● Request
Transcribe the material word for word, but without the images.

● Supplied material
════════════════════
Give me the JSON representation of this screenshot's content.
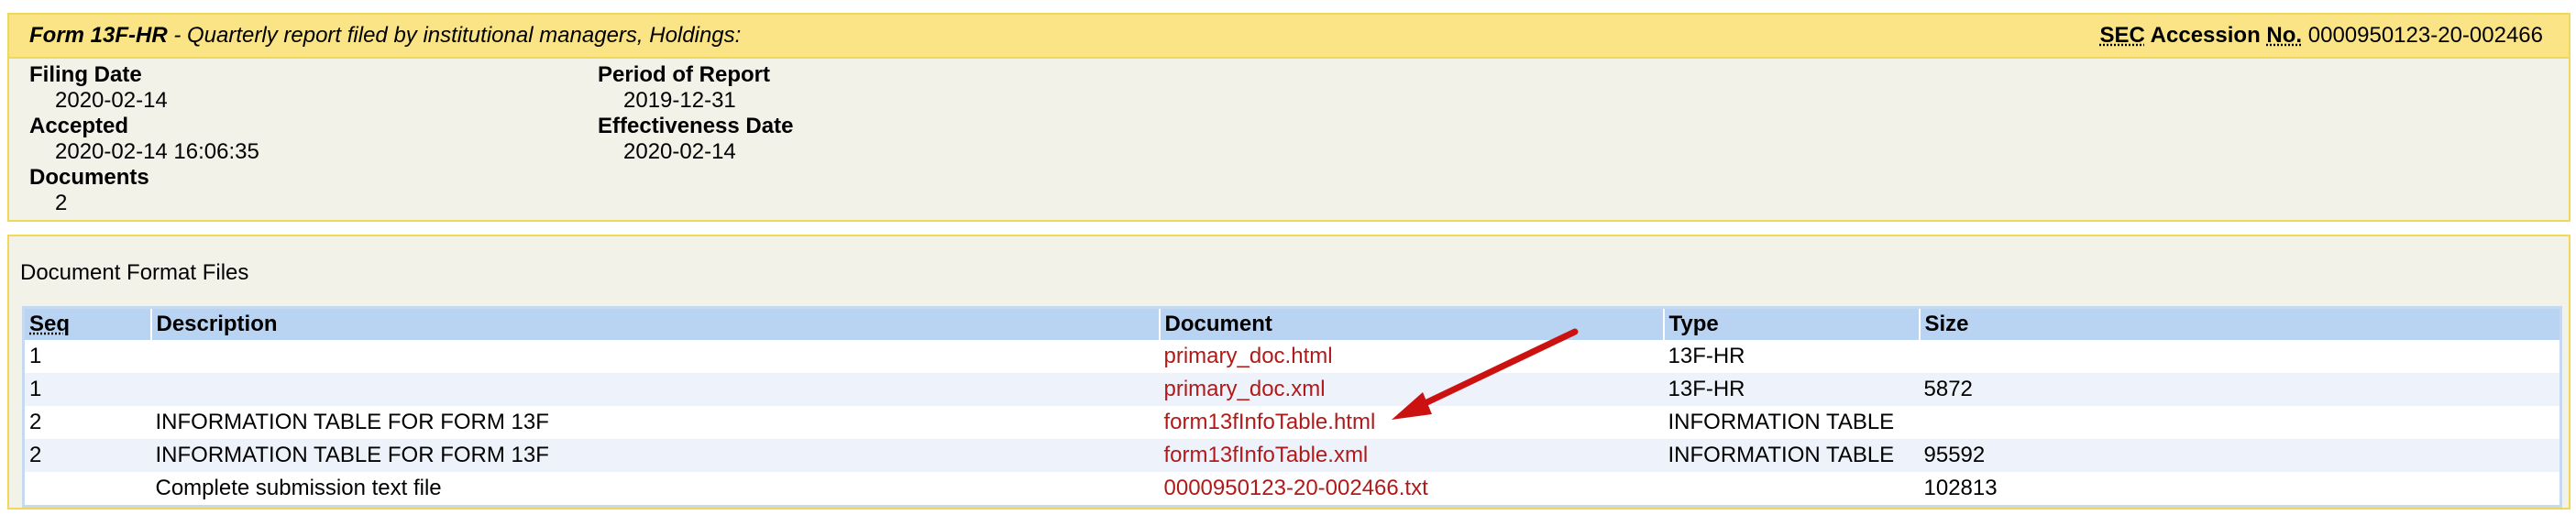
{
  "header": {
    "form_name": "Form 13F-HR",
    "form_description": " - Quarterly report filed by institutional managers, Holdings:",
    "accession_label_sec": "SEC",
    "accession_label_mid": " Accession ",
    "accession_label_no": "No.",
    "accession_number": "0000950123-20-002466"
  },
  "info": {
    "filing_date_label": "Filing Date",
    "filing_date": "2020-02-14",
    "accepted_label": "Accepted",
    "accepted": "2020-02-14 16:06:35",
    "documents_label": "Documents",
    "documents": "2",
    "period_label": "Period of Report",
    "period": "2019-12-31",
    "effectiveness_label": "Effectiveness Date",
    "effectiveness": "2020-02-14"
  },
  "files": {
    "heading": "Document Format Files",
    "columns": {
      "seq": "Seq",
      "description": "Description",
      "document": "Document",
      "type": "Type",
      "size": "Size"
    },
    "rows": [
      {
        "seq": "1",
        "description": "",
        "document": "primary_doc.html",
        "type": "13F-HR",
        "size": ""
      },
      {
        "seq": "1",
        "description": "",
        "document": "primary_doc.xml",
        "type": "13F-HR",
        "size": "5872"
      },
      {
        "seq": "2",
        "description": "INFORMATION TABLE FOR FORM 13F",
        "document": "form13fInfoTable.html",
        "type": "INFORMATION TABLE",
        "size": ""
      },
      {
        "seq": "2",
        "description": "INFORMATION TABLE FOR FORM 13F",
        "document": "form13fInfoTable.xml",
        "type": "INFORMATION TABLE",
        "size": "95592"
      },
      {
        "seq": "",
        "description": "Complete submission text file",
        "document": "0000950123-20-002466.txt",
        "type": "",
        "size": "102813"
      }
    ]
  },
  "colors": {
    "header_bar": "#fbe486",
    "panel_bg": "#f3f2e8",
    "panel_border": "#f0d85a",
    "table_header": "#b9d3f3",
    "link": "#b01a1a",
    "arrow": "#cc1111"
  },
  "icons": {
    "annotation": "red-arrow-icon"
  }
}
════════════════════
● Correct output
Give me the JSON representation of this screenshot's content.
{
  "header": {
    "form_name": "Form 13F-HR",
    "form_description": " - Quarterly report filed by institutional managers, Holdings:",
    "accession_label_sec": "SEC",
    "accession_label_mid": " Accession ",
    "accession_label_no": "No.",
    "accession_number": "0000950123-20-002466"
  },
  "info": {
    "filing_date_label": "Filing Date",
    "filing_date": "2020-02-14",
    "accepted_label": "Accepted",
    "accepted": "2020-02-14 16:06:35",
    "documents_label": "Documents",
    "documents": "2",
    "period_label": "Period of Report",
    "period": "2019-12-31",
    "effectiveness_label": "Effectiveness Date",
    "effectiveness": "2020-02-14"
  },
  "files": {
    "heading": "Document Format Files",
    "columns": {
      "seq": "Seq",
      "description": "Description",
      "document": "Document",
      "type": "Type",
      "size": "Size"
    },
    "rows": [
      {
        "seq": "1",
        "description": "",
        "document": "primary_doc.html",
        "type": "13F-HR",
        "size": ""
      },
      {
        "seq": "1",
        "description": "",
        "document": "primary_doc.xml",
        "type": "13F-HR",
        "size": "5872"
      },
      {
        "seq": "2",
        "description": "INFORMATION TABLE FOR FORM 13F",
        "document": "form13fInfoTable.html",
        "type": "INFORMATION TABLE",
        "size": ""
      },
      {
        "seq": "2",
        "description": "INFORMATION TABLE FOR FORM 13F",
        "document": "form13fInfoTable.xml",
        "type": "INFORMATION TABLE",
        "size": "95592"
      },
      {
        "seq": "",
        "description": "Complete submission text file",
        "document": "0000950123-20-002466.txt",
        "type": "",
        "size": "102813"
      }
    ]
  },
  "colors": {
    "header_bar": "#fbe486",
    "panel_bg": "#f3f2e8",
    "panel_border": "#f0d85a",
    "table_header": "#b9d3f3",
    "link": "#b01a1a",
    "arrow": "#cc1111"
  },
  "icons": {
    "annotation": "red-arrow-icon"
  }
}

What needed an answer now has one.